Task goal: Using the listing below, copy every line that mentions "France".

Saved entries
********

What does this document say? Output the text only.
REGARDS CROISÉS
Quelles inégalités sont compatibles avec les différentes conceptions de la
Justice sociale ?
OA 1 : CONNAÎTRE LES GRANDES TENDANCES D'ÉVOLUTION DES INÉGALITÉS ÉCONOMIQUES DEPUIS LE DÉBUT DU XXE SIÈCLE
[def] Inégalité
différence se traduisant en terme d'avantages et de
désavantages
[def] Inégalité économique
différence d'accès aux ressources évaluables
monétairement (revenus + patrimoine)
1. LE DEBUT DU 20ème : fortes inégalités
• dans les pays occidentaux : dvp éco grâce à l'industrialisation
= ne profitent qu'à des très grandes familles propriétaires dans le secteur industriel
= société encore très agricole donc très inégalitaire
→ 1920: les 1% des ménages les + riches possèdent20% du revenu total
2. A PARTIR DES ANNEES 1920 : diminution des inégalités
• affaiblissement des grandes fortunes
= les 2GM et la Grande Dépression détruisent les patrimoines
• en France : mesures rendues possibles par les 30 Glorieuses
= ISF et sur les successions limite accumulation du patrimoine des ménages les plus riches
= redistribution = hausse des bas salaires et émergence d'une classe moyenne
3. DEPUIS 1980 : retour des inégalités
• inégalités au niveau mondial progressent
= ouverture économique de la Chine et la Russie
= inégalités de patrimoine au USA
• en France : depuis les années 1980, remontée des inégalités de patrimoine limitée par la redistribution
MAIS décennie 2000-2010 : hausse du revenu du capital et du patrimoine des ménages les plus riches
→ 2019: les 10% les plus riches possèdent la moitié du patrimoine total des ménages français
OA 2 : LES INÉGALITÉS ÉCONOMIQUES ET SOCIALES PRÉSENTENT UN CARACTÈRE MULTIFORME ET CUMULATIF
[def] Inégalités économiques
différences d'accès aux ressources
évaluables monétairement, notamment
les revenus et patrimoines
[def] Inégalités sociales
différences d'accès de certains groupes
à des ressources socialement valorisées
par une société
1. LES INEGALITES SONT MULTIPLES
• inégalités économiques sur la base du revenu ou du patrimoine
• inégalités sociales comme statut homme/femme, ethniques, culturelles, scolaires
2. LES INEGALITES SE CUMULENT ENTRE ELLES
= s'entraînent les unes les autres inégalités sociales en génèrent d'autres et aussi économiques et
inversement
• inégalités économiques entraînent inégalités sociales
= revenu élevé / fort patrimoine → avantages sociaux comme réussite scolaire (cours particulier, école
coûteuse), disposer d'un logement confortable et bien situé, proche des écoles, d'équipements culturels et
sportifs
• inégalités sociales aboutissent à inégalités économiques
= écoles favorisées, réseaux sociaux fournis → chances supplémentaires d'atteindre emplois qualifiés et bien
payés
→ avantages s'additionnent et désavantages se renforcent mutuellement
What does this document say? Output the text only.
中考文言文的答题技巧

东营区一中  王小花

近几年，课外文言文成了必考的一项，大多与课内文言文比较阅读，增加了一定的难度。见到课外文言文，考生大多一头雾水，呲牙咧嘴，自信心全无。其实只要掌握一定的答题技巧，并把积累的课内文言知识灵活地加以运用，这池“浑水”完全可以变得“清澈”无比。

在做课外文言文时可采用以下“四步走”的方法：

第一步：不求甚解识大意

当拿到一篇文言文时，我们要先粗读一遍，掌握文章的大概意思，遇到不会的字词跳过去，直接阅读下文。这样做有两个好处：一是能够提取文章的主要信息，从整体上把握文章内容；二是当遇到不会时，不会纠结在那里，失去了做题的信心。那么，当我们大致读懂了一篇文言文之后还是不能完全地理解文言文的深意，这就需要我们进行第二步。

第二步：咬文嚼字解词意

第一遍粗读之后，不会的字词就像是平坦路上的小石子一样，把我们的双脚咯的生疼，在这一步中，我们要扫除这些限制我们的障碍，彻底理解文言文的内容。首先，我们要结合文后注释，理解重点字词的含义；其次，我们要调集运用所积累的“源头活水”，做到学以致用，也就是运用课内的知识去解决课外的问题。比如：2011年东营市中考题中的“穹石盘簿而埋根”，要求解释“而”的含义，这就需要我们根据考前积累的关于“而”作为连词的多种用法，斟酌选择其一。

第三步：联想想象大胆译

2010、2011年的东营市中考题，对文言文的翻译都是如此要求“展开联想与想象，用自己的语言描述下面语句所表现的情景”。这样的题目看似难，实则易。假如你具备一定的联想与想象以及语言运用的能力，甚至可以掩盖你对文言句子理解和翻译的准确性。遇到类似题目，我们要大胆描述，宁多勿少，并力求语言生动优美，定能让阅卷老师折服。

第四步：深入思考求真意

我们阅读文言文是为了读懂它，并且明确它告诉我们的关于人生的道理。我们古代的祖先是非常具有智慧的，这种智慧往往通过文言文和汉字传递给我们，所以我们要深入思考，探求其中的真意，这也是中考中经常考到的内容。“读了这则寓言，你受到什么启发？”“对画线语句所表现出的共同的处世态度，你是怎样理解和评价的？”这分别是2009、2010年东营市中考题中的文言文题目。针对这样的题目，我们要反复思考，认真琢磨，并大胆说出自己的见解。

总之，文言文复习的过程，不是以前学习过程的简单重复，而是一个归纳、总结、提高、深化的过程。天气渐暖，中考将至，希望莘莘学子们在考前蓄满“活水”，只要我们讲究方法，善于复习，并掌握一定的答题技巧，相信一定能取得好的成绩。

********

Solution to the problem:
• en France : mesures rendues possibles par les 30 Glorieuses
• en France : depuis les années 1980, remontée des inégalités de patrimoine limitée par la redistribution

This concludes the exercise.